* Given data:
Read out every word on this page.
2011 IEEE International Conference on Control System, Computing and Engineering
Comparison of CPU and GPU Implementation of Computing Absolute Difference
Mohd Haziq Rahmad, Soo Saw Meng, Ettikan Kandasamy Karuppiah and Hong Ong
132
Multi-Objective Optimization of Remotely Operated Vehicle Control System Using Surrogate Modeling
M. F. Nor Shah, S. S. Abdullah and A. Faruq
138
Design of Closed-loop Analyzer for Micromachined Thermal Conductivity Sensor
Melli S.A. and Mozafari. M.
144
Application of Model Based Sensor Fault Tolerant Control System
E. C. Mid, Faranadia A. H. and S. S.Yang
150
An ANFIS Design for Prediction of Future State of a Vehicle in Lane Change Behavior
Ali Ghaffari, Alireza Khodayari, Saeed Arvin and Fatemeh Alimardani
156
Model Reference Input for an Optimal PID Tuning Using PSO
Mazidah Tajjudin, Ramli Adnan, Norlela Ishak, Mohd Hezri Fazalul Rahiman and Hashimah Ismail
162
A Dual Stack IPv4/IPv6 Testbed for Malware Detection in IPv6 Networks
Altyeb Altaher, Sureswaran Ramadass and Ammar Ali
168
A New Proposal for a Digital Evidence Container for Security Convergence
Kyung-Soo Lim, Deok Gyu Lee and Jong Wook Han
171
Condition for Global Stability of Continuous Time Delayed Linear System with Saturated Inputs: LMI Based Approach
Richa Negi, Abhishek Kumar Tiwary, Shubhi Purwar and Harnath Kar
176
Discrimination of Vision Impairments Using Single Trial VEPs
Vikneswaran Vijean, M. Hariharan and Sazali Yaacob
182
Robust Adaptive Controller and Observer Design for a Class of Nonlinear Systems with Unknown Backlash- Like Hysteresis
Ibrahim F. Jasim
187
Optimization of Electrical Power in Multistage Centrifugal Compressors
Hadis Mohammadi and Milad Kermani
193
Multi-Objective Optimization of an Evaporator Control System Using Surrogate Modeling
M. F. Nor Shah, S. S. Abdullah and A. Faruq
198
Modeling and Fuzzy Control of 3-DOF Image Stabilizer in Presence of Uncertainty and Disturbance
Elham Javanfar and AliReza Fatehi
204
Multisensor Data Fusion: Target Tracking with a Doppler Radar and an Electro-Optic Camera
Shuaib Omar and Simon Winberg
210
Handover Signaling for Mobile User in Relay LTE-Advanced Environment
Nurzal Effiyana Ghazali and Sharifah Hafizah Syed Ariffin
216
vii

...

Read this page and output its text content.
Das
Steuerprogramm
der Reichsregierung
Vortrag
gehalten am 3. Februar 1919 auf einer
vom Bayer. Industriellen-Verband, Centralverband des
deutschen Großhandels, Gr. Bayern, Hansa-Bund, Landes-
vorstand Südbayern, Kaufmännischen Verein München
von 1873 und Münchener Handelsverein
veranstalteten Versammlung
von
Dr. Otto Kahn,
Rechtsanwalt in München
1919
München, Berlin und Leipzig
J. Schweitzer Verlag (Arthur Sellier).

* Aim: From the data, collect all lines where the string "with" appears.

* Exercise result:
Condition for Global Stability of Continuous Time Delayed Linear System with Saturated Inputs: LMI Based Approach
Robust Adaptive Controller and Observer Design for a Class of Nonlinear Systems with Unknown Backlash- Like Hysteresis
Multisensor Data Fusion: Target Tracking with a Doppler Radar and an Electro-Optic Camera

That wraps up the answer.